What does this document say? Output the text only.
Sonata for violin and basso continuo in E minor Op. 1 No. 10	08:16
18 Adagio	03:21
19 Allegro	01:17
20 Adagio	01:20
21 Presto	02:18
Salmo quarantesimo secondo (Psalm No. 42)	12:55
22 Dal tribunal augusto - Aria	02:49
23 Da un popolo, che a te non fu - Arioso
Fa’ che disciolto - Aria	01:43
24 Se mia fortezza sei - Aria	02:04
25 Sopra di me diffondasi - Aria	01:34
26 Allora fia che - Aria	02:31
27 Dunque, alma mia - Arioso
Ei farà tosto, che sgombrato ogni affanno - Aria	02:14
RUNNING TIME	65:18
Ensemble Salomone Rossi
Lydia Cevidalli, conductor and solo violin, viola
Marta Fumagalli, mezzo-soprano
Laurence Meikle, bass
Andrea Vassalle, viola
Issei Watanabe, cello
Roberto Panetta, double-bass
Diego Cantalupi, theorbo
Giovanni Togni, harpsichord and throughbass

What needs to be done> Pick out each line containing "violin" and report it.

The reply>
Sonata for violin and basso continuo in E minor Op. 1 No. 10	08:16
Lydia Cevidalli, conductor and solo violin, viola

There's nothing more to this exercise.